Aim of the task: No pictures in the copy, please: retype all the records exactly.

Records for processing:
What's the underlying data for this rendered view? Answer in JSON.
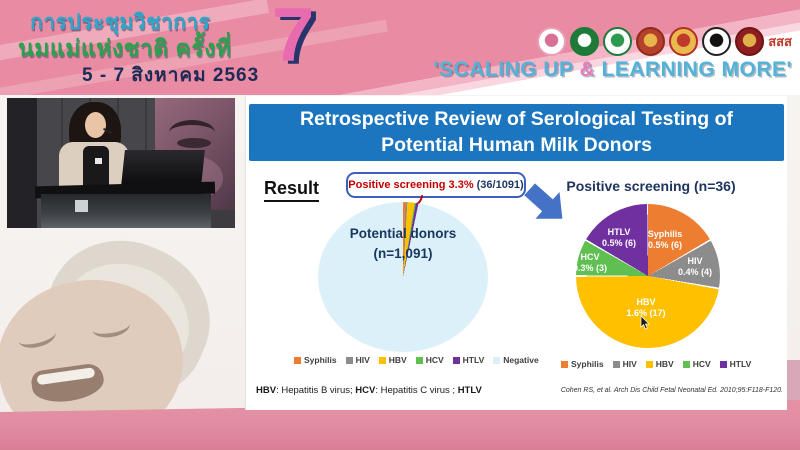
{
  "header": {
    "title_line1": "การประชุมวิชาการ",
    "title_line2": "นมแม่แห่งชาติ ครั้งที่",
    "date_line": "5 - 7 สิงหาคม 2563",
    "edition_number": "7",
    "slogan_open": "'SCALING UP ",
    "slogan_amp": "&",
    "slogan_close": " LEARNING MORE'",
    "logos": [
      {
        "name": "breastfeeding-foundation-logo",
        "bg": "#ffffff",
        "border": "#e8a0b8",
        "dot": "#d86f96"
      },
      {
        "name": "ministry-public-health-logo",
        "bg": "#1d7a38",
        "border": "#1d7a38",
        "dot": "#ffffff"
      },
      {
        "name": "health-department-logo",
        "bg": "#ffffff",
        "border": "#1d7a38",
        "dot": "#2b9a4c"
      },
      {
        "name": "royal-college-logo",
        "bg": "#b5402c",
        "border": "#8f2b1c",
        "dot": "#e8b54a"
      },
      {
        "name": "royal-institute-logo",
        "bg": "#e9b94d",
        "border": "#b03226",
        "dot": "#c0392b"
      },
      {
        "name": "pediatric-society-logo",
        "bg": "#ffffff",
        "border": "#222222",
        "dot": "#111111"
      },
      {
        "name": "nursing-council-logo",
        "bg": "#8f1f1f",
        "border": "#6e1414",
        "dot": "#e2b04a"
      },
      {
        "name": "thai-health-sss-logo",
        "text": "สสส"
      }
    ]
  },
  "slide": {
    "title_line1": "Retrospective Review of Serological Testing of",
    "title_line2": "Potential Human Milk Donors",
    "result_label": "Result",
    "callout": {
      "highlight": "Positive screening 3.3%",
      "detail": "(36/1091)"
    },
    "footnote": {
      "p1_abbr": "HBV",
      "p1_text": ": Hepatitis B virus; ",
      "p2_abbr": "HCV",
      "p2_text": ": Hepatitis C virus ; ",
      "p3_abbr": "HTLV",
      "p3_text": ": human T cell lymphotropic virus"
    },
    "citation": "Cohen RS, et al. Arch Dis Child Fetal Neonatal Ed. 2010;95:F118-F120."
  },
  "chart_data": [
    {
      "type": "pie",
      "title": "Potential donors (n=1,091)",
      "center_label_line1": "Potential donors",
      "center_label_line2": "(n=1,091)",
      "categories": [
        "Syphilis",
        "HIV",
        "HBV",
        "HCV",
        "HTLV",
        "Negative"
      ],
      "values": [
        6,
        4,
        17,
        3,
        6,
        1055
      ],
      "total": 1091,
      "colors": [
        "#ed7d31",
        "#8c8c8c",
        "#ffc000",
        "#5fbf50",
        "#7030a0",
        "#dcf0fa"
      ],
      "legend_position": "bottom",
      "annotation": "Positive screening 3.3% (36/1091)"
    },
    {
      "type": "pie",
      "title": "Positive screening (n=36)",
      "categories": [
        "Syphilis",
        "HIV",
        "HBV",
        "HCV",
        "HTLV"
      ],
      "values": [
        6,
        4,
        17,
        3,
        6
      ],
      "percent_labels": [
        "0.5% (6)",
        "0.4% (4)",
        "1.6% (17)",
        "0.3% (3)",
        "0.5% (6)"
      ],
      "colors": [
        "#ed7d31",
        "#8c8c8c",
        "#ffc000",
        "#5fbf50",
        "#7030a0"
      ],
      "legend_position": "bottom"
    }
  ]
}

Task solution:
What's the underlying data for this rendered view? Answer in JSON.
{
  "header": {
    "title_line1": "การประชุมวิชาการ",
    "title_line2": "นมแม่แห่งชาติ ครั้งที่",
    "date_line": "5 - 7 สิงหาคม 2563",
    "edition_number": "7",
    "slogan_open": "'SCALING UP ",
    "slogan_amp": "&",
    "slogan_close": " LEARNING MORE'",
    "logos": [
      {
        "name": "breastfeeding-foundation-logo",
        "bg": "#ffffff",
        "border": "#e8a0b8",
        "dot": "#d86f96"
      },
      {
        "name": "ministry-public-health-logo",
        "bg": "#1d7a38",
        "border": "#1d7a38",
        "dot": "#ffffff"
      },
      {
        "name": "health-department-logo",
        "bg": "#ffffff",
        "border": "#1d7a38",
        "dot": "#2b9a4c"
      },
      {
        "name": "royal-college-logo",
        "bg": "#b5402c",
        "border": "#8f2b1c",
        "dot": "#e8b54a"
      },
      {
        "name": "royal-institute-logo",
        "bg": "#e9b94d",
        "border": "#b03226",
        "dot": "#c0392b"
      },
      {
        "name": "pediatric-society-logo",
        "bg": "#ffffff",
        "border": "#222222",
        "dot": "#111111"
      },
      {
        "name": "nursing-council-logo",
        "bg": "#8f1f1f",
        "border": "#6e1414",
        "dot": "#e2b04a"
      },
      {
        "name": "thai-health-sss-logo",
        "text": "สสส"
      }
    ]
  },
  "slide": {
    "title_line1": "Retrospective Review of Serological Testing of",
    "title_line2": "Potential Human Milk Donors",
    "result_label": "Result",
    "callout": {
      "highlight": "Positive screening 3.3%",
      "detail": "(36/1091)"
    },
    "footnote": {
      "p1_abbr": "HBV",
      "p1_text": ": Hepatitis B virus; ",
      "p2_abbr": "HCV",
      "p2_text": ": Hepatitis C virus ; ",
      "p3_abbr": "HTLV",
      "p3_text": ": human T cell lymphotropic virus"
    },
    "citation": "Cohen RS, et al. Arch Dis Child Fetal Neonatal Ed. 2010;95:F118-F120."
  },
  "chart_data": [
    {
      "type": "pie",
      "title": "Potential donors (n=1,091)",
      "center_label_line1": "Potential donors",
      "center_label_line2": "(n=1,091)",
      "categories": [
        "Syphilis",
        "HIV",
        "HBV",
        "HCV",
        "HTLV",
        "Negative"
      ],
      "values": [
        6,
        4,
        17,
        3,
        6,
        1055
      ],
      "total": 1091,
      "colors": [
        "#ed7d31",
        "#8c8c8c",
        "#ffc000",
        "#5fbf50",
        "#7030a0",
        "#dcf0fa"
      ],
      "legend_position": "bottom",
      "annotation": "Positive screening 3.3% (36/1091)"
    },
    {
      "type": "pie",
      "title": "Positive screening (n=36)",
      "categories": [
        "Syphilis",
        "HIV",
        "HBV",
        "HCV",
        "HTLV"
      ],
      "values": [
        6,
        4,
        17,
        3,
        6
      ],
      "percent_labels": [
        "0.5% (6)",
        "0.4% (4)",
        "1.6% (17)",
        "0.3% (3)",
        "0.5% (6)"
      ],
      "colors": [
        "#ed7d31",
        "#8c8c8c",
        "#ffc000",
        "#5fbf50",
        "#7030a0"
      ],
      "legend_position": "bottom"
    }
  ]
}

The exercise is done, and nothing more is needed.